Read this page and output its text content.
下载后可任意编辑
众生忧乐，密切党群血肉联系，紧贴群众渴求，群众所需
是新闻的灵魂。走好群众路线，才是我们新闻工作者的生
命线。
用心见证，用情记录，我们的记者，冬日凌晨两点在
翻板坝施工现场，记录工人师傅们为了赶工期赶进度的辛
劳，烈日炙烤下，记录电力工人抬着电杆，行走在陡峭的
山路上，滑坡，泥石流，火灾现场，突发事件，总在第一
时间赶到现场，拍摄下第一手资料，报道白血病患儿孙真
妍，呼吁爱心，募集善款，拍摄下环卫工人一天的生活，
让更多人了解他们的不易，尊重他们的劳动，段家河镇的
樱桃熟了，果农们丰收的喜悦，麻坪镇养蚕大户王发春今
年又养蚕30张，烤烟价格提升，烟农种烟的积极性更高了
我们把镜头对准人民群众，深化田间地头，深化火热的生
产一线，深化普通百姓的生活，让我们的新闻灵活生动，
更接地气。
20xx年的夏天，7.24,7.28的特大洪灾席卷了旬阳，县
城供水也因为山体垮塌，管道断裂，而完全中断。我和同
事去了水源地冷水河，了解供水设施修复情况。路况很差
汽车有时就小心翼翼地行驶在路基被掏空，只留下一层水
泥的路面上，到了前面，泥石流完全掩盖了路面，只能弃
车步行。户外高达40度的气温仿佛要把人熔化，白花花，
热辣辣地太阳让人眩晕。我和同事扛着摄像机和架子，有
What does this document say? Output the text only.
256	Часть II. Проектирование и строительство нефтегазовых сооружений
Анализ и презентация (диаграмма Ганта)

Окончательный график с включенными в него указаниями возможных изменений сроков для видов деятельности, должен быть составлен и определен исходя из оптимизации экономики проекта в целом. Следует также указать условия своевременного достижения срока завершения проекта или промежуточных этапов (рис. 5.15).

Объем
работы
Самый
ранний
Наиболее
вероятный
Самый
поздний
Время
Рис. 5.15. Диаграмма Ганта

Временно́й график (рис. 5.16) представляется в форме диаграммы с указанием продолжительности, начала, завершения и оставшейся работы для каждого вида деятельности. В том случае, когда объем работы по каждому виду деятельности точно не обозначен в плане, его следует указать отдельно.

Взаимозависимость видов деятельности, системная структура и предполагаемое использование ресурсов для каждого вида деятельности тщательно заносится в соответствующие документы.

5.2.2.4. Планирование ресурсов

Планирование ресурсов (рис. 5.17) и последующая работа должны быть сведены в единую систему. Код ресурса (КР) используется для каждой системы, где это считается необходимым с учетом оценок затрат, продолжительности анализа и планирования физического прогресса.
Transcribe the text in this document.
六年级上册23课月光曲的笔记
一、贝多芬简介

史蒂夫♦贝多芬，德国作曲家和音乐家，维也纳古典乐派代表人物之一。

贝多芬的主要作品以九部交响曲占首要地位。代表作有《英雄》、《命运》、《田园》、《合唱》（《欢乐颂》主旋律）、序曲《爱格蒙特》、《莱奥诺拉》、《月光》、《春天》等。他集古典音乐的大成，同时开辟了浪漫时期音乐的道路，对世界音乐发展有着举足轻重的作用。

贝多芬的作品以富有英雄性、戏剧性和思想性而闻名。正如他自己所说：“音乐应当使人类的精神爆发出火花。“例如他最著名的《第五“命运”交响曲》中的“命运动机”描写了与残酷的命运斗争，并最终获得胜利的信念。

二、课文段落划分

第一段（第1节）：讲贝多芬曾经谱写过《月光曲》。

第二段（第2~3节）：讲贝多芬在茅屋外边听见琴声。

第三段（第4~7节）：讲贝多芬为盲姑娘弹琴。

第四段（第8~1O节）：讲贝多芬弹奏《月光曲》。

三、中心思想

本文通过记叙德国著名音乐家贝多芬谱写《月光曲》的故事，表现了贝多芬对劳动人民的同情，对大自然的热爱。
******************************
(Set task): Write out all the entries exactly.

(Answer to the exercise):
Read this page and output its text content.
下载后可任意编辑
众生忧乐，密切党群血肉联系，紧贴群众渴求，群众所需
是新闻的灵魂。走好群众路线，才是我们新闻工作者的生
命线。
用心见证，用情记录，我们的记者，冬日凌晨两点在
翻板坝施工现场，记录工人师傅们为了赶工期赶进度的辛
劳，烈日炙烤下，记录电力工人抬着电杆，行走在陡峭的
山路上，滑坡，泥石流，火灾现场，突发事件，总在第一
时间赶到现场，拍摄下第一手资料，报道白血病患儿孙真
妍，呼吁爱心，募集善款，拍摄下环卫工人一天的生活，
让更多人了解他们的不易，尊重他们的劳动，段家河镇的
樱桃熟了，果农们丰收的喜悦，麻坪镇养蚕大户王发春今
年又养蚕30张，烤烟价格提升，烟农种烟的积极性更高了
我们把镜头对准人民群众，深化田间地头，深化火热的生
产一线，深化普通百姓的生活，让我们的新闻灵活生动，
更接地气。
20xx年的夏天，7.24,7.28的特大洪灾席卷了旬阳，县
城供水也因为山体垮塌，管道断裂，而完全中断。我和同
事去了水源地冷水河，了解供水设施修复情况。路况很差
汽车有时就小心翼翼地行驶在路基被掏空，只留下一层水
泥的路面上，到了前面，泥石流完全掩盖了路面，只能弃
车步行。户外高达40度的气温仿佛要把人熔化，白花花，
热辣辣地太阳让人眩晕。我和同事扛着摄像机和架子，有
What does this document say? Output the text only.
256	Часть II. Проектирование и строительство нефтегазовых сооружений
Анализ и презентация (диаграмма Ганта)

Окончательный график с включенными в него указаниями возможных изменений сроков для видов деятельности, должен быть составлен и определен исходя из оптимизации экономики проекта в целом. Следует также указать условия своевременного достижения срока завершения проекта или промежуточных этапов (рис. 5.15).

Объем
работы
Самый
ранний
Наиболее
вероятный
Самый
поздний
Время
Рис. 5.15. Диаграмма Ганта

Временно́й график (рис. 5.16) представляется в форме диаграммы с указанием продолжительности, начала, завершения и оставшейся работы для каждого вида деятельности. В том случае, когда объем работы по каждому виду деятельности точно не обозначен в плане, его следует указать отдельно.

Взаимозависимость видов деятельности, системная структура и предполагаемое использование ресурсов для каждого вида деятельности тщательно заносится в соответствующие документы.

5.2.2.4. Планирование ресурсов

Планирование ресурсов (рис. 5.17) и последующая работа должны быть сведены в единую систему. Код ресурса (КР) используется для каждой системы, где это считается необходимым с учетом оценок затрат, продолжительности анализа и планирования физического прогресса.
Transcribe the text in this document.
六年级上册23课月光曲的笔记
一、贝多芬简介

史蒂夫♦贝多芬，德国作曲家和音乐家，维也纳古典乐派代表人物之一。

贝多芬的主要作品以九部交响曲占首要地位。代表作有《英雄》、《命运》、《田园》、《合唱》（《欢乐颂》主旋律）、序曲《爱格蒙特》、《莱奥诺拉》、《月光》、《春天》等。他集古典音乐的大成，同时开辟了浪漫时期音乐的道路，对世界音乐发展有着举足轻重的作用。

贝多芬的作品以富有英雄性、戏剧性和思想性而闻名。正如他自己所说：“音乐应当使人类的精神爆发出火花。“例如他最著名的《第五“命运”交响曲》中的“命运动机”描写了与残酷的命运斗争，并最终获得胜利的信念。

二、课文段落划分

第一段（第1节）：讲贝多芬曾经谱写过《月光曲》。

第二段（第2~3节）：讲贝多芬在茅屋外边听见琴声。

第三段（第4~7节）：讲贝多芬为盲姑娘弹琴。

第四段（第8~1O节）：讲贝多芬弹奏《月光曲》。

三、中心思想

本文通过记叙德国著名音乐家贝多芬谱写《月光曲》的故事，表现了贝多芬对劳动人民的同情，对大自然的热爱。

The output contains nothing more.